>>>>

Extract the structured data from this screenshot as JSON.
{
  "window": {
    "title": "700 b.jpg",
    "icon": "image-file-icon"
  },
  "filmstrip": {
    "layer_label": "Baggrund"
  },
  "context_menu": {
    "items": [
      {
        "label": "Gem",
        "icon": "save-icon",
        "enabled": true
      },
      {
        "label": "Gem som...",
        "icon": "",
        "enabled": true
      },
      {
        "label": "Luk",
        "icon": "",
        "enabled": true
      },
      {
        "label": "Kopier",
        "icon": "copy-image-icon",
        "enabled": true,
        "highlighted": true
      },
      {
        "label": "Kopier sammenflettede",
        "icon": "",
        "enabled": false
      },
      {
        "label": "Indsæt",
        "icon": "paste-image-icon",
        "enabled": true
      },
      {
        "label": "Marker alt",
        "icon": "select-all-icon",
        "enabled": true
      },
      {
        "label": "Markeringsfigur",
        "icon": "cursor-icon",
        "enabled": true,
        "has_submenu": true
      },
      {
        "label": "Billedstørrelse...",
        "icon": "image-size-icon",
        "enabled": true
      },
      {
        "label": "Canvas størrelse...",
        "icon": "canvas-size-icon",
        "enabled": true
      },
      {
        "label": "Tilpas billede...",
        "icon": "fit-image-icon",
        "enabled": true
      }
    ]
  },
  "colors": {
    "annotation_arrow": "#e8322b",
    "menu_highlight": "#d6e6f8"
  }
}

<<<<

GIVEN TASK |
Transcribe the whole listing with nothing added or left out.

RESULT OF THE EXERCISE |
Extract the structured data from this screenshot as JSON.
{
  "window": {
    "title": "700 b.jpg",
    "icon": "image-file-icon"
  },
  "filmstrip": {
    "layer_label": "Baggrund"
  },
  "context_menu": {
    "items": [
      {
        "label": "Gem",
        "icon": "save-icon",
        "enabled": true
      },
      {
        "label": "Gem som...",
        "icon": "",
        "enabled": true
      },
      {
        "label": "Luk",
        "icon": "",
        "enabled": true
      },
      {
        "label": "Kopier",
        "icon": "copy-image-icon",
        "enabled": true,
        "highlighted": true
      },
      {
        "label": "Kopier sammenflettede",
        "icon": "",
        "enabled": false
      },
      {
        "label": "Indsæt",
        "icon": "paste-image-icon",
        "enabled": true
      },
      {
        "label": "Marker alt",
        "icon": "select-all-icon",
        "enabled": true
      },
      {
        "label": "Markeringsfigur",
        "icon": "cursor-icon",
        "enabled": true,
        "has_submenu": true
      },
      {
        "label": "Billedstørrelse...",
        "icon": "image-size-icon",
        "enabled": true
      },
      {
        "label": "Canvas størrelse...",
        "icon": "canvas-size-icon",
        "enabled": true
      },
      {
        "label": "Tilpas billede...",
        "icon": "fit-image-icon",
        "enabled": true
      }
    ]
  },
  "colors": {
    "annotation_arrow": "#e8322b",
    "menu_highlight": "#d6e6f8"
  }
}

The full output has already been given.